- Directed by: Sudip Bandyopadhyay
- Written by: Sudip Bandyopadhyay Neha Pawar
- Produced by: Samira Bandyopadhyay Co-Producer Divya Girish Shetty
- Starring: Naseeruddin Shah; Sonali Kulkarni; Aamir Bashir; Naveen Kasturia; Kabir Sajid; Virti Vaghani; Kenil kajavadra;
- Cinematography: Ravi K. Chandran
- Edited by: Shivkumar Panicker
- Music by: Rupert Fernandes
- Production company: Thumbnail Pictures
- Distributed by: PVR Pictures
- Release date: 11 May 2018;
- Running time: 95 minutes
- Country: India
- Language: Hindi

= Hope Aur Hum =

2018 indian family-drama film

Hope Aur Hum is a 2018 Indian Hindi-language family drama film produced by Samira Bandopadhyay under her production banner, Thumbnail Pictures, and directed by Sudip Bandopadhyay. The film features an ensemble cast, including Naseeruddin Shah, Sonali Kulkarni, Aamir Bashir and Naveen Kasturia. It was released in theaters on 11 May 2018.

== Plot ==

The movie tells the story of a father who is obsessed with a vintage copying machine, elevating photocopying to an art form. However, he struggles to come to terms with the fact that the machine has reached the end of its lifespan. Eventually, he decides to sell it for the benefit of his family, but later discovers that spare parts are available. As the story unfolds, the film explores the life of each family member and how their lives are intertwined with one another.

==Cast==
- Naseeruddin Shah as Nagesh Srivastava (Daadu)

■ **Assignment**
Carry on the Hope Aur Hum article from where it stops. The rows that come next are separate material, unrelated to the film article.

■ **Information provided**
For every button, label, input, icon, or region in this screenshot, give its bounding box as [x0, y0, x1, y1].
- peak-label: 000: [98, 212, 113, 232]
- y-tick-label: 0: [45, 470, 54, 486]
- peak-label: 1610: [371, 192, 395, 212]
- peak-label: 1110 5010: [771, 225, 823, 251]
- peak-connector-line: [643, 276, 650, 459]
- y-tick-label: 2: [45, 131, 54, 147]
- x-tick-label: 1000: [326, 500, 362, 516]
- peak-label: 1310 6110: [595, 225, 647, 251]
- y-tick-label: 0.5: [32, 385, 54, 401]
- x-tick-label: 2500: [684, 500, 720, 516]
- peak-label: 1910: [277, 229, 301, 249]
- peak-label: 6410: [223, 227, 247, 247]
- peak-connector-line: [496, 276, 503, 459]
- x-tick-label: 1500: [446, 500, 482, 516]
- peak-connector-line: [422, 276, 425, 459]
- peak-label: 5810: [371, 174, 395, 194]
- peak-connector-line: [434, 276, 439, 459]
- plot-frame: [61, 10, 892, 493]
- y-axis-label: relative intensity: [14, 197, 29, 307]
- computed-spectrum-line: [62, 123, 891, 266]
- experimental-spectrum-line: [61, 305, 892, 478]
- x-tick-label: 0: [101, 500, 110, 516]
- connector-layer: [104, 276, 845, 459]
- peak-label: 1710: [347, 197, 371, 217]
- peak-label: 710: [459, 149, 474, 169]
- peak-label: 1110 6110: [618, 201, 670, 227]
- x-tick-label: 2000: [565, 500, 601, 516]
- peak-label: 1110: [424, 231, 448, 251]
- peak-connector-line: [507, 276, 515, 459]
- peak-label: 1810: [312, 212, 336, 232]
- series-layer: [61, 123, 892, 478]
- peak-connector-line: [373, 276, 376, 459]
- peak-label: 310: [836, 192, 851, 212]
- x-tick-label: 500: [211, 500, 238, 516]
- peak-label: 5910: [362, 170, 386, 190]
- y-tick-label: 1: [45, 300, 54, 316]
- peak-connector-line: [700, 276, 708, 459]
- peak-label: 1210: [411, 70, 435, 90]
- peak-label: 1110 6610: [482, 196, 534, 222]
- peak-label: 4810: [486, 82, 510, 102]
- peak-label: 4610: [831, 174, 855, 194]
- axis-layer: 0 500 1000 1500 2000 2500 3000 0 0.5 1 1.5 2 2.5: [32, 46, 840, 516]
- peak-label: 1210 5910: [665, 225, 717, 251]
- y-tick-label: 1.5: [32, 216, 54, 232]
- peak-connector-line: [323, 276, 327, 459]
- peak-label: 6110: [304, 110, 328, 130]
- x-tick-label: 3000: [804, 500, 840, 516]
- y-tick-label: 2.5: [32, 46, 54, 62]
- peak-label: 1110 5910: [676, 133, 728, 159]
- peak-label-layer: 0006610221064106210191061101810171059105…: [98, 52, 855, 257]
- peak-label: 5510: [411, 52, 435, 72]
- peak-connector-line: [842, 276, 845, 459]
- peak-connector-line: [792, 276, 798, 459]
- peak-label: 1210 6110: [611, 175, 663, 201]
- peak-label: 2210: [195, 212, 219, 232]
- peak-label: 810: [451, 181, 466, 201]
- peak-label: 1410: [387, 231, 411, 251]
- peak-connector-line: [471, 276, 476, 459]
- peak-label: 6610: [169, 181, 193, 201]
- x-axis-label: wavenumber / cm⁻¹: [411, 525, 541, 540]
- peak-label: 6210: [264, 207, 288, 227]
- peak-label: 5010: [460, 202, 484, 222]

■ **Output of the task**
- Sonali Kulkarni as Adit (Daughter–in-law)
- Aamir Bashir as Neeraj (Elder Son)
- Naveen Kasturia as Nitin (Chachu)
- Kabir Sajid as Anurag
- Virti Vaghani as Tanu
- Neha Chauhan as Auto Girl
- Beena Banerjee as Nani

==Production==

===Development===

The idea for this film was conceived in Kolkata during the college days of Sudip Bandyopadhyay, the director of this film. He reveals that the characters he wrote for the film are inspired by people he has encoun in his life. About the character of Nagesh Srivastava played by Naseeruddin Shah, the director states that, "For Nagesh’s character, I drew from people in my life: a photocopy machine owner I knew, my school headmaster, my football coach and also a little bit of me."

===Casting===

Director Sudip Bandyopadhyay says that he wrote the character of Nagesh Srivastava keeping Naseeruddin Shah in mind while Aamir Bashir and Naveen Kasturia were selected because of their resemblance to a young Naseeruddin Shah.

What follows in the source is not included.